- **AVAILABLE DATA**:

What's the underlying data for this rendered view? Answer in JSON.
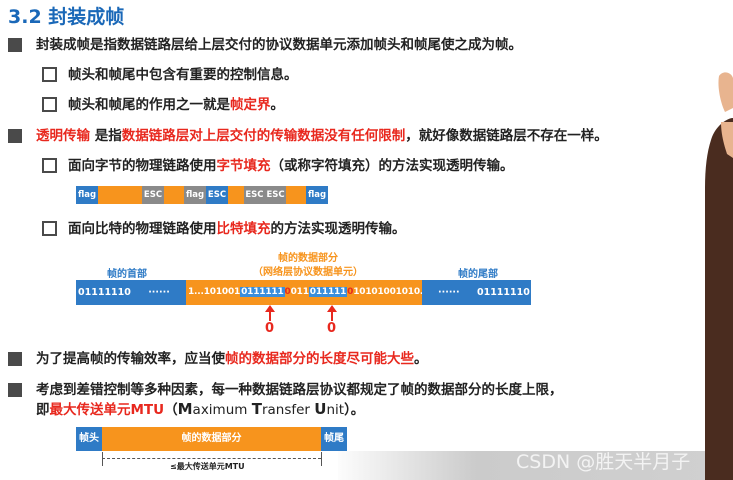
{
  "title": "3.2 封装成帧",
  "b1": {
    "text": "封装成帧是指数据链路层给上层交付的协议数据单元添加帧头和帧尾使之成为帧。"
  },
  "s1": {
    "text": "帧头和帧尾中包含有重要的控制信息。"
  },
  "s2": {
    "pre": "帧头和帧尾的作用之一就是",
    "red": "帧定界",
    "post": "。"
  },
  "b2": {
    "red1": "透明传输",
    "mid1": " 是指",
    "red2": "数据链路层对上层交付的传输数据没有任何限制",
    "post": "，就好像数据链路层不存在一样。"
  },
  "s3": {
    "pre": "面向字节的物理链路使用",
    "red": "字节填充",
    "post": "（或称字符填充）的方法实现透明传输。"
  },
  "byte_strip": {
    "flag": "flag",
    "esc": "ESC",
    "esc_esc": "ESC ESC"
  },
  "s4": {
    "pre": "面向比特的物理链路使用",
    "red": "比特填充",
    "post": "的方法实现透明传输。"
  },
  "bit_frame": {
    "head_label": "帧的首部",
    "data_label_1": "帧的数据部分",
    "data_label_2": "（网络层协议数据单元）",
    "tail_label": "帧的尾部",
    "head_bits": "01111110",
    "dots": "······",
    "data_1": "1...101001",
    "data_hl_1": "0111111",
    "data_stuff_1": "0",
    "data_2": "011",
    "data_hl_2": "011111",
    "data_stuff_2": "0",
    "data_3": "10101001010...0",
    "tail_bits": "01111110",
    "zero_1": "0",
    "zero_2": "0"
  },
  "b3": {
    "pre": "为了提高帧的传输效率，应当使",
    "red": "帧的数据部分的长度尽可能大些",
    "post": "。"
  },
  "b4": {
    "line1": "考虑到差错控制等多种因素，每一种数据链路层协议都规定了帧的数据部分的长度上限，",
    "line2_pre": "即",
    "line2_red": "最大传送单元MTU",
    "line2_open": "（",
    "m": "M",
    "aximum": "aximum ",
    "t": "T",
    "ransfer": "ransfer ",
    "u": "U",
    "nit": "nit",
    "line2_close": "）。"
  },
  "mtu": {
    "head": "帧头",
    "data": "帧的数据部分",
    "tail": "帧尾",
    "limit": "≤最大传送单元MTU"
  },
  "watermark": "CSDN @胜天半月子",
  "colors": {
    "title_blue": "#1a68b8",
    "red": "#e8281e",
    "blue": "#2f7bc6",
    "orange": "#f7941d",
    "gray": "#8a8a8a"
  }
}
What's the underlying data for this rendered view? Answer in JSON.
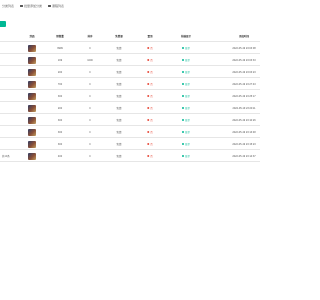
{
  "tabs": [
    {
      "label": "分类列表",
      "icon": "list-icon"
    },
    {
      "label": "批量添加分类",
      "icon": "add-icon"
    },
    {
      "label": "课程列表",
      "icon": "folder-icon"
    }
  ],
  "toolbar": {
    "add_button_color": "#00b894"
  },
  "table": {
    "headers": [
      "封面",
      "销售量",
      "排序",
      "免费课",
      "置顶",
      "前端显示",
      "添加时间"
    ],
    "rows": [
      {
        "sales": "9999",
        "sort": "0",
        "free": "免费",
        "top": "否",
        "status": "显示",
        "time": "2022-05-19 23:03:08"
      },
      {
        "sales": "199",
        "sort": "1000",
        "free": "免费",
        "top": "否",
        "status": "显示",
        "time": "2022-05-19 23:03:33"
      },
      {
        "sales": "200",
        "sort": "0",
        "free": "免费",
        "top": "否",
        "status": "显示",
        "time": "2022-05-19 23:03:23"
      },
      {
        "sales": "700",
        "sort": "0",
        "free": "免费",
        "top": "否",
        "status": "显示",
        "time": "2022-05-19 23:27:43"
      },
      {
        "sales": "300",
        "sort": "0",
        "free": "免费",
        "top": "否",
        "status": "显示",
        "time": "2022-05-19 23:25:17"
      },
      {
        "sales": "200",
        "sort": "0",
        "free": "免费",
        "top": "否",
        "status": "显示",
        "time": "2022-05-19 23:20:11"
      },
      {
        "sales": "300",
        "sort": "0",
        "free": "免费",
        "top": "否",
        "status": "显示",
        "time": "2022-05-19 23:10:26"
      },
      {
        "sales": "300",
        "sort": "0",
        "free": "免费",
        "top": "否",
        "status": "显示",
        "time": "2022-05-19 23:13:48"
      },
      {
        "sales": "300",
        "sort": "0",
        "free": "免费",
        "top": "否",
        "status": "显示",
        "time": "2022-05-19 23:15:23"
      },
      {
        "sales": "400",
        "sort": "0",
        "free": "免费",
        "top": "否",
        "status": "显示",
        "time": "2022-05-19 23:14:37"
      }
    ]
  },
  "footer": {
    "text": "共10条"
  },
  "colors": {
    "no": "#e74c3c",
    "show": "#00b894"
  }
}
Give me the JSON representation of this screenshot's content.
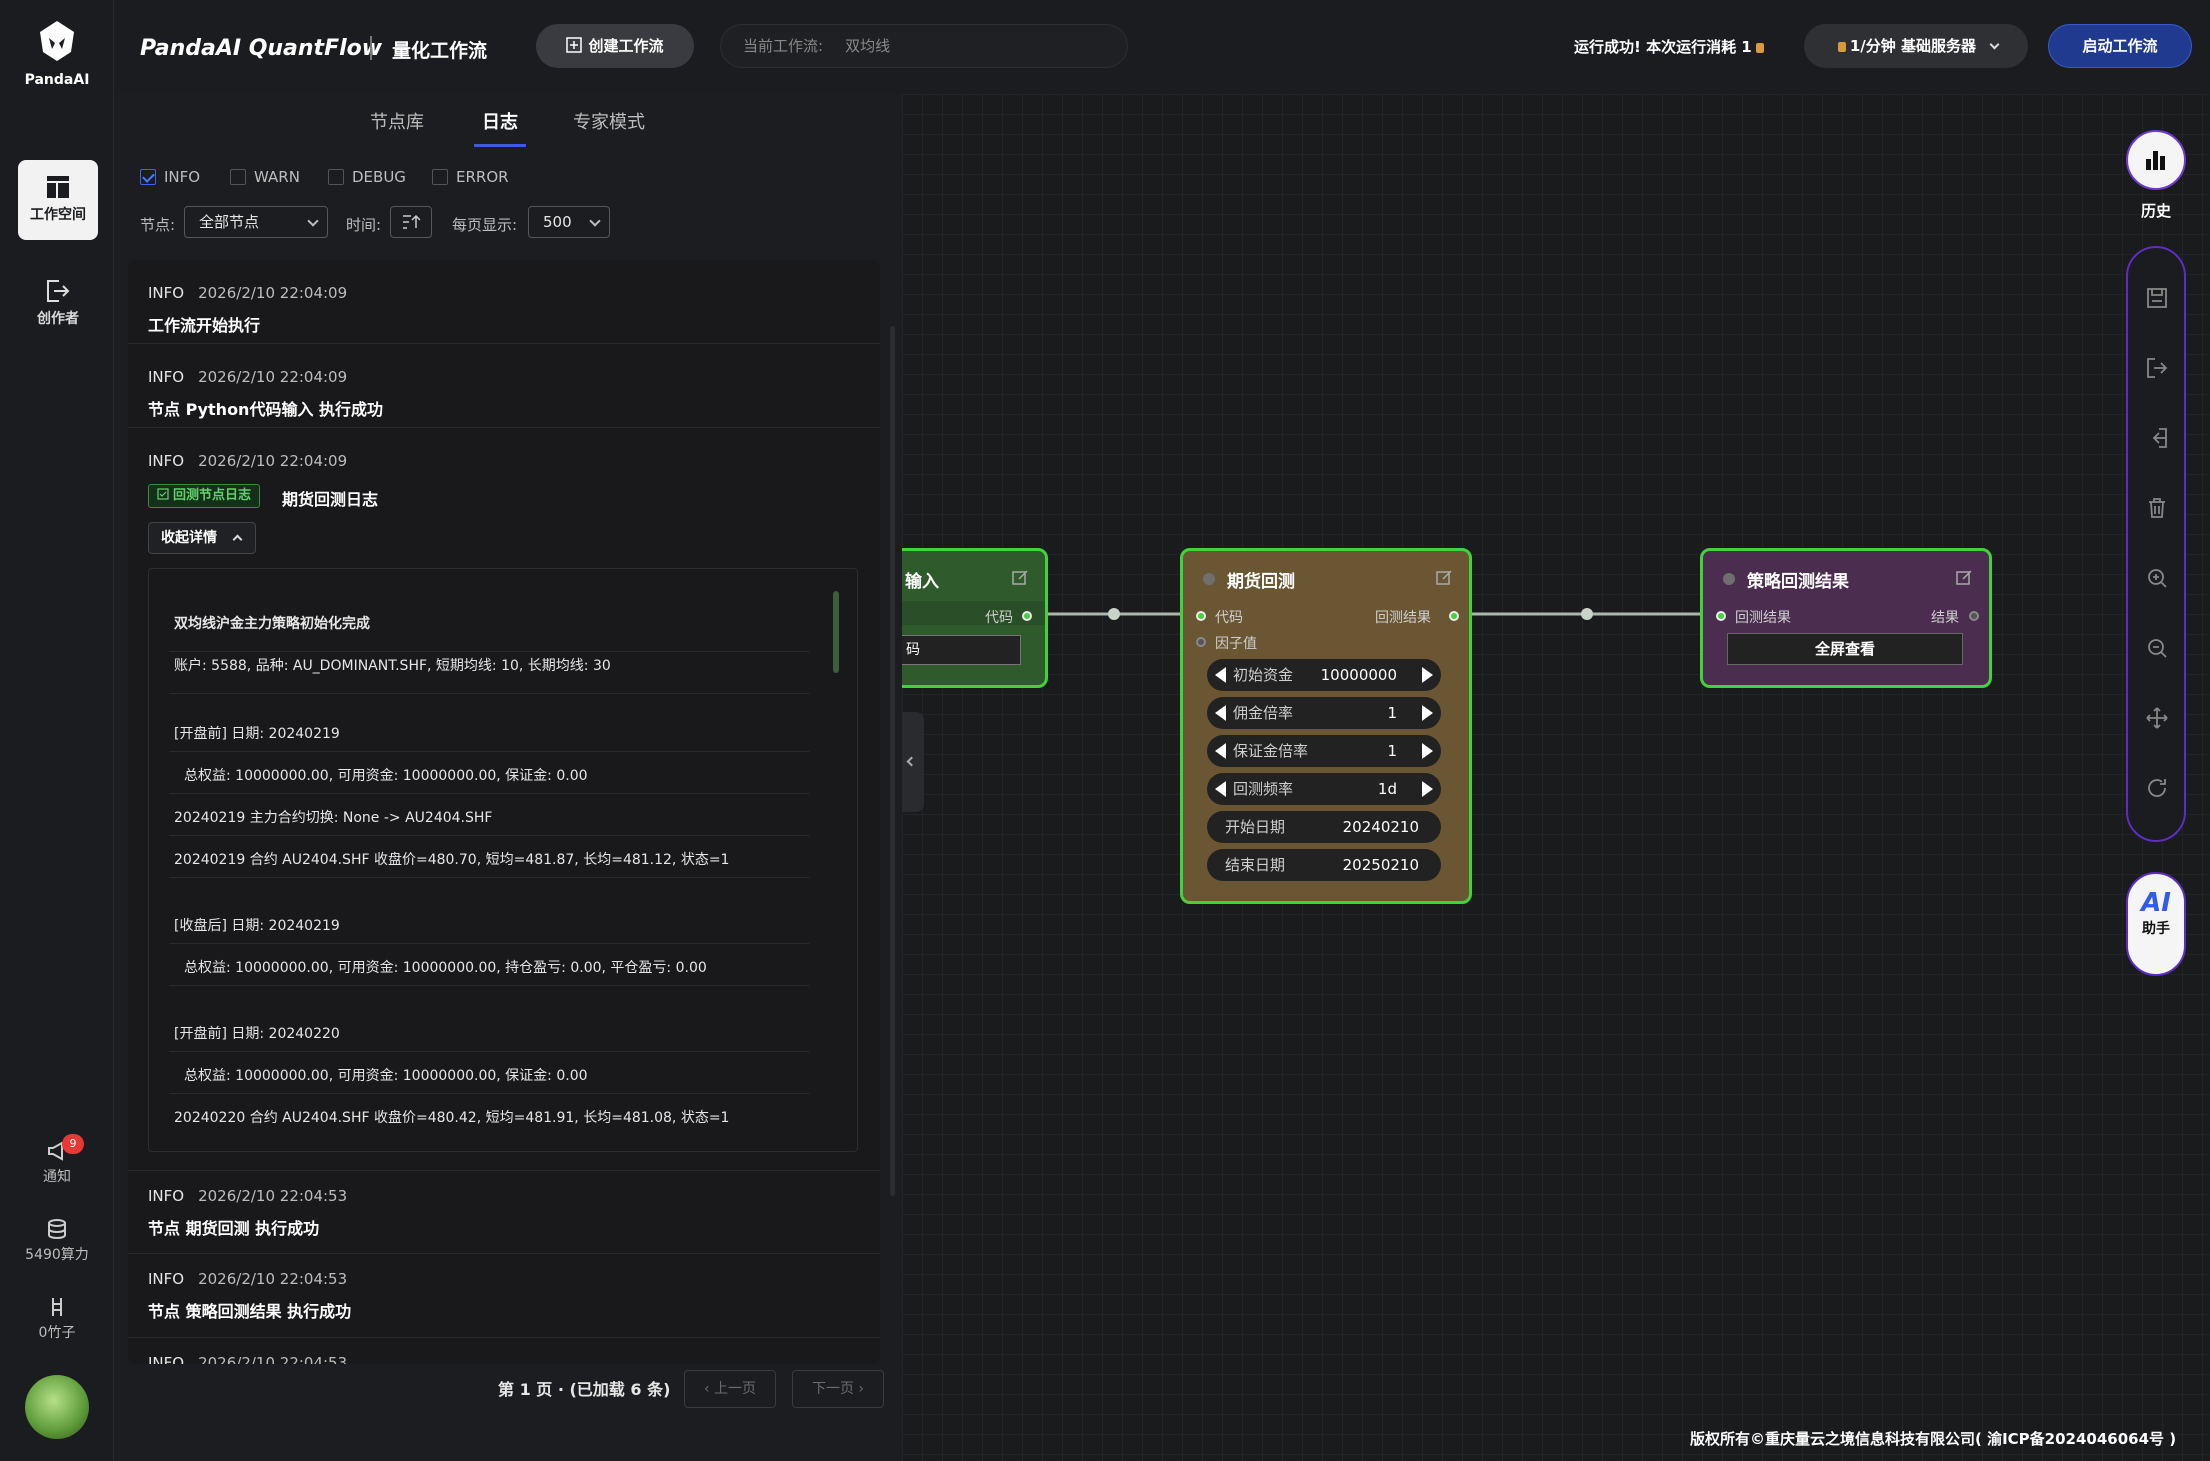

- **SET PROBLEM**:
Find the string "text" in the listing and return every line that holds it.

- **EXERCISE SOLUTION**:
    "text": "封装成帧是指数据链路层给上层交付的协议数据单元添加帧头和帧尾使之成为帧。"
    "text": "帧头和帧尾中包含有重要的控制信息。"
    "text": "共10条"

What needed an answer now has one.